### Stated goal:
Exactly reproduce each record listed below.

Stored entries:
┌──
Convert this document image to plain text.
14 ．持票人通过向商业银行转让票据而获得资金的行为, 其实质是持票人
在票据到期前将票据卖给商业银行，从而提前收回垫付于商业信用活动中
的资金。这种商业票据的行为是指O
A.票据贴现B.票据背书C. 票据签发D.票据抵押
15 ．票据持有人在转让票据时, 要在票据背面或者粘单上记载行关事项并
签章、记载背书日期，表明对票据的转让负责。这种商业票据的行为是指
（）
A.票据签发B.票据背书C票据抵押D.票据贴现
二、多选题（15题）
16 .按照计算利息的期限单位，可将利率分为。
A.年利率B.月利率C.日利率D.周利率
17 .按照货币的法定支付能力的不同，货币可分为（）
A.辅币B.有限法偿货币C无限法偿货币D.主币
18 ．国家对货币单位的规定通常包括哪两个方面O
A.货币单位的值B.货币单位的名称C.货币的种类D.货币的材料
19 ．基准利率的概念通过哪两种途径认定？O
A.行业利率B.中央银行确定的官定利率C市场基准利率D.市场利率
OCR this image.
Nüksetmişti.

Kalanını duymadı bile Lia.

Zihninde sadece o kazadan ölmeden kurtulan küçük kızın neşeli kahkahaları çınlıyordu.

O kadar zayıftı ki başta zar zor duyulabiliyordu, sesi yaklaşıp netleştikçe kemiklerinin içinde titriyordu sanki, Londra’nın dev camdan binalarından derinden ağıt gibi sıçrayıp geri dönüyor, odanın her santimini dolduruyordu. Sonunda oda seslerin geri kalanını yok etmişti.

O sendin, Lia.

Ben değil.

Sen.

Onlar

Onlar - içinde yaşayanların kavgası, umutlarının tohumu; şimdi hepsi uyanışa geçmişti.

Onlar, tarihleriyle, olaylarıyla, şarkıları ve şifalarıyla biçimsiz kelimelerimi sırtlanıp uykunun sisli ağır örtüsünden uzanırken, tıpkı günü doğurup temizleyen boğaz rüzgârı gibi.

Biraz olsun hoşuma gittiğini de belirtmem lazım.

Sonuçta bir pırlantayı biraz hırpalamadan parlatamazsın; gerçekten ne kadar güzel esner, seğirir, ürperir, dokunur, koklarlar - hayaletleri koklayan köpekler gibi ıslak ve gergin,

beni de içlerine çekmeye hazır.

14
└──
### The response:
Convert this document image to plain text.
14 ．持票人通过向商业银行转让票据而获得资金的行为, 其实质是持票人
在票据到期前将票据卖给商业银行，从而提前收回垫付于商业信用活动中
的资金。这种商业票据的行为是指O
A.票据贴现B.票据背书C. 票据签发D.票据抵押
15 ．票据持有人在转让票据时, 要在票据背面或者粘单上记载行关事项并
签章、记载背书日期，表明对票据的转让负责。这种商业票据的行为是指
（）
A.票据签发B.票据背书C票据抵押D.票据贴现
二、多选题（15题）
16 .按照计算利息的期限单位，可将利率分为。
A.年利率B.月利率C.日利率D.周利率
17 .按照货币的法定支付能力的不同，货币可分为（）
A.辅币B.有限法偿货币C无限法偿货币D.主币
18 ．国家对货币单位的规定通常包括哪两个方面O
A.货币单位的值B.货币单位的名称C.货币的种类D.货币的材料
19 ．基准利率的概念通过哪两种途径认定？O
A.行业利率B.中央银行确定的官定利率C市场基准利率D.市场利率
OCR this image.
Nüksetmişti.

Kalanını duymadı bile Lia.

Zihninde sadece o kazadan ölmeden kurtulan küçük kızın neşeli kahkahaları çınlıyordu.

O kadar zayıftı ki başta zar zor duyulabiliyordu, sesi yaklaşıp netleştikçe kemiklerinin içinde titriyordu sanki, Londra’nın dev camdan binalarından derinden ağıt gibi sıçrayıp geri dönüyor, odanın her santimini dolduruyordu. Sonunda oda seslerin geri kalanını yok etmişti.

O sendin, Lia.

Ben değil.

Sen.

Onlar

Onlar - içinde yaşayanların kavgası, umutlarının tohumu; şimdi hepsi uyanışa geçmişti.

Onlar, tarihleriyle, olaylarıyla, şarkıları ve şifalarıyla biçimsiz kelimelerimi sırtlanıp uykunun sisli ağır örtüsünden uzanırken, tıpkı günü doğurup temizleyen boğaz rüzgârı gibi.

Biraz olsun hoşuma gittiğini de belirtmem lazım.

Sonuçta bir pırlantayı biraz hırpalamadan parlatamazsın; gerçekten ne kadar güzel esner, seğirir, ürperir, dokunur, koklarlar - hayaletleri koklayan köpekler gibi ıslak ve gergin,

beni de içlerine çekmeye hazır.

14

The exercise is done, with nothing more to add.